◆ Exercise requirements
Say whether each statement below agrees with the passage on moving sprites along an ellipse, answering yes or no and quoting the words of the passage that decide it. (a) The factor used to turn the circle into an ellipse was the y-intercept divided by the x-intercept. (b) The getPointOnEllipse function detects every point in the elliptical path. (c) The arc distance between points can be three pixels or more.

◆ Passage for review
☆ ☆ ☆
Move sprites with just changing x-axis uniformly, however it again moves more around major axis.
So any ideas how to move sprites uniformly without them catching-up/overlapping each other?
Other info:
it will be called in onMouseMove/onTouchMoved so i guess it shouldn't
be much CPU intensive.
Although its a general algorithm question but
if it helps I'm using cocos2d-x
So this is what i ended up doing (which solved it for me):
I moved it in equation of circle and increased angle by 1 degree. Calculated x and y using sin/cos(angle) * radius. And to make it into an ellipse I multiplied it by a factor.
Factor was yIntercept/xIntercept.
so it looked like this in end
FACTOR = Y_INTERCEPT / X_INTERCEPT;
//calculate previous angle
angle = atan((prev_y/FACTOR)/prev_x);
//increase angle by 1 degree (make sure its not radians in your case)
angle++;
//new x and y
x = cos(newangle) * X_INTERCEPT;
y = sin(newangle) * X_INTERCEPT * FACTOR;
I have written a function named getPointOnEllipse that allows you to move your sprites pixel-by-pixel in an elliptical path. The function determines the coordinates of a particular point in the elliptical path, given the coordinates of the center of the ellipse, the lengths of the semi-major axis and the semi-minor axis, and finally the offset of the point into the elliptical path, all in pixels.
Note: To be honest, unfortunately, the getPointOnEllipse function skips (does not detect) a few of the points in the elliptical path. As a result, the arc distance is not exactly uniform. Sometimes it is one pixel, and sometimes two pixels, but not three or more! In spite of the fault, changes in speed will be really "faint", and IMO, your sprites will move pretty smoothly.
☆ ☆ ☆
◆ Data excerpts

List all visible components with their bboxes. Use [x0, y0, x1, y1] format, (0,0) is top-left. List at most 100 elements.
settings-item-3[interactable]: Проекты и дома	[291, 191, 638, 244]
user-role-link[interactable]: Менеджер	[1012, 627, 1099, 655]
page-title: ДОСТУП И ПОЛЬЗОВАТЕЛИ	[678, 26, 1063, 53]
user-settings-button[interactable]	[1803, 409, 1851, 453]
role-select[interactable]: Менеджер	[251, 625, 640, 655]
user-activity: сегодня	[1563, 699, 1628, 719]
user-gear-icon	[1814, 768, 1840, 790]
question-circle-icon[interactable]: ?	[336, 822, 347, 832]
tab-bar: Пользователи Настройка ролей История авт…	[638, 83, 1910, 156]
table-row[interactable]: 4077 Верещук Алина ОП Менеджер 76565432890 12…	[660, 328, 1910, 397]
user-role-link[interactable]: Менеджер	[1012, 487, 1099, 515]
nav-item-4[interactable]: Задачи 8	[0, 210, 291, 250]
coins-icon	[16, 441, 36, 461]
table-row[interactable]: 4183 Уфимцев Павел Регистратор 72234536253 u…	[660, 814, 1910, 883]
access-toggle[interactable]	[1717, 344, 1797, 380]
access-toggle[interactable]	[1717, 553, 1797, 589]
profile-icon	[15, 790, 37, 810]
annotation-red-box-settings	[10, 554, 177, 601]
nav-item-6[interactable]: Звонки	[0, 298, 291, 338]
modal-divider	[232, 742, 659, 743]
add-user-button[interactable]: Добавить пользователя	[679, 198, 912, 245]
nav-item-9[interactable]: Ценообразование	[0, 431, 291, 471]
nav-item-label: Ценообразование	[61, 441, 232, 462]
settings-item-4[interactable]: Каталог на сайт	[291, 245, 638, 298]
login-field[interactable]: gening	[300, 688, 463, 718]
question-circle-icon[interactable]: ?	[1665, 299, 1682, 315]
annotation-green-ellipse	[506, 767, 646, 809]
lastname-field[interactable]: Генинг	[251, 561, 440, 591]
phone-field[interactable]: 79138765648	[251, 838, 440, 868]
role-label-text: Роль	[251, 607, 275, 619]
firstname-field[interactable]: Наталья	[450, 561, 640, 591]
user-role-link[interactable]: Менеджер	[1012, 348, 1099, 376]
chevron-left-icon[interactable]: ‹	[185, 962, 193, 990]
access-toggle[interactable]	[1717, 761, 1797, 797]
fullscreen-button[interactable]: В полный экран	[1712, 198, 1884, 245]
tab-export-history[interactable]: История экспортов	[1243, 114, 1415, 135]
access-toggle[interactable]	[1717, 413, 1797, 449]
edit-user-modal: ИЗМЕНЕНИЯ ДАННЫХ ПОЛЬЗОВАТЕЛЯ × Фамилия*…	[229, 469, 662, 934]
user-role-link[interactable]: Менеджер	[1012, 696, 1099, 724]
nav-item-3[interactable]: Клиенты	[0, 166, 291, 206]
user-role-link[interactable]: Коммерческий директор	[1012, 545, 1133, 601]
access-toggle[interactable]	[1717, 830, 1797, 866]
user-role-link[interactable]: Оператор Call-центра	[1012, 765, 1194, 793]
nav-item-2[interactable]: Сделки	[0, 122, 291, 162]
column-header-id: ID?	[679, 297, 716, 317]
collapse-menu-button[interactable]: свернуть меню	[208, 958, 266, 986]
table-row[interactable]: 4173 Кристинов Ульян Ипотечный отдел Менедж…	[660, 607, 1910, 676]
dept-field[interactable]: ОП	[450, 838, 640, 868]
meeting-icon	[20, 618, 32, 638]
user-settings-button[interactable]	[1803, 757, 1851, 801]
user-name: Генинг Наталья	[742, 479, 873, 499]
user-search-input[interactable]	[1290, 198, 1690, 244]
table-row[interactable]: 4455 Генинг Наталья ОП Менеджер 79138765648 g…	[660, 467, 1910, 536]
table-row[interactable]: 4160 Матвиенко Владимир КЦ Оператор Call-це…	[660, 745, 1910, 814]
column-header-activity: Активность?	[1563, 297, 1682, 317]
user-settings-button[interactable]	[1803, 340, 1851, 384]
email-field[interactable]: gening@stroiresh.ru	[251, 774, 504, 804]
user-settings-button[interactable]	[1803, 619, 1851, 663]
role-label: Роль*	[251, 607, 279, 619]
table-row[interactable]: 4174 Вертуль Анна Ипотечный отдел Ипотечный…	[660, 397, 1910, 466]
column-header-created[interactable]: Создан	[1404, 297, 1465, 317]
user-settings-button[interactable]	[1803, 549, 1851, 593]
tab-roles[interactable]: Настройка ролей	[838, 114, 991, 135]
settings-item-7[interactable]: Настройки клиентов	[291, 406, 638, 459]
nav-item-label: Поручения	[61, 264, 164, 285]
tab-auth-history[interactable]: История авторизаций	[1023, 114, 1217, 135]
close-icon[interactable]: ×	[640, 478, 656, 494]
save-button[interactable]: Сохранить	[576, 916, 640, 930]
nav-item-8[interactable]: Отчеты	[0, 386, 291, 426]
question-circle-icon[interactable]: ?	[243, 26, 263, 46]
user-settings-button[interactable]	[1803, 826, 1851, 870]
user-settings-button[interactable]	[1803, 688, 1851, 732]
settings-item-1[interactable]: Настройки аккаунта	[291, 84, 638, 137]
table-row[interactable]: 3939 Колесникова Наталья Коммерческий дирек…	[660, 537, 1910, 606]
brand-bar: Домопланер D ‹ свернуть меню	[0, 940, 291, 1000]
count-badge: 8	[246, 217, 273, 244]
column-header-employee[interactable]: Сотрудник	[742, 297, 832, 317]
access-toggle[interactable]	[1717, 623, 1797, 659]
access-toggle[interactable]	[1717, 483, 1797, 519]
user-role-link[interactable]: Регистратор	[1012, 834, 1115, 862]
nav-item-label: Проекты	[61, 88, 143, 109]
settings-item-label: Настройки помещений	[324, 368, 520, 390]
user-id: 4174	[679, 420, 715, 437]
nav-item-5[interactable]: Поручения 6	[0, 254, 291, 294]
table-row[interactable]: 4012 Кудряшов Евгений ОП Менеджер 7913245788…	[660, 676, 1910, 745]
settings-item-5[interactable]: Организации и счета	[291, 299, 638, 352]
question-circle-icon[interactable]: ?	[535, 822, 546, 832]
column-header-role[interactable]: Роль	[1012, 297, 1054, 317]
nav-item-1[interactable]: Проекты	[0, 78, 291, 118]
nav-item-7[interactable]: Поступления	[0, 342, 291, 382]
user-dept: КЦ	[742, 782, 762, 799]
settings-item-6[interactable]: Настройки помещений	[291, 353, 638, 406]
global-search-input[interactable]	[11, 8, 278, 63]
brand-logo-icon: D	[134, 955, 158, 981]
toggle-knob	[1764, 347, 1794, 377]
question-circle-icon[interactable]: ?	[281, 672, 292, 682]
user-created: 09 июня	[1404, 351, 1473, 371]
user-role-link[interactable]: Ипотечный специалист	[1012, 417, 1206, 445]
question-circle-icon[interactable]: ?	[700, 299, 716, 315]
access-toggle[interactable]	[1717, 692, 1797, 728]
☆ ☆ ☆
◆ Task response
(a) Yes: "Factor was yIntercept/xIntercept."
(b) No: "the getPointOnEllipse function skips (does not detect) a few of the points in the elliptical path."
(c) No: "Sometimes it is one pixel, and sometimes two pixels, but not three or more!"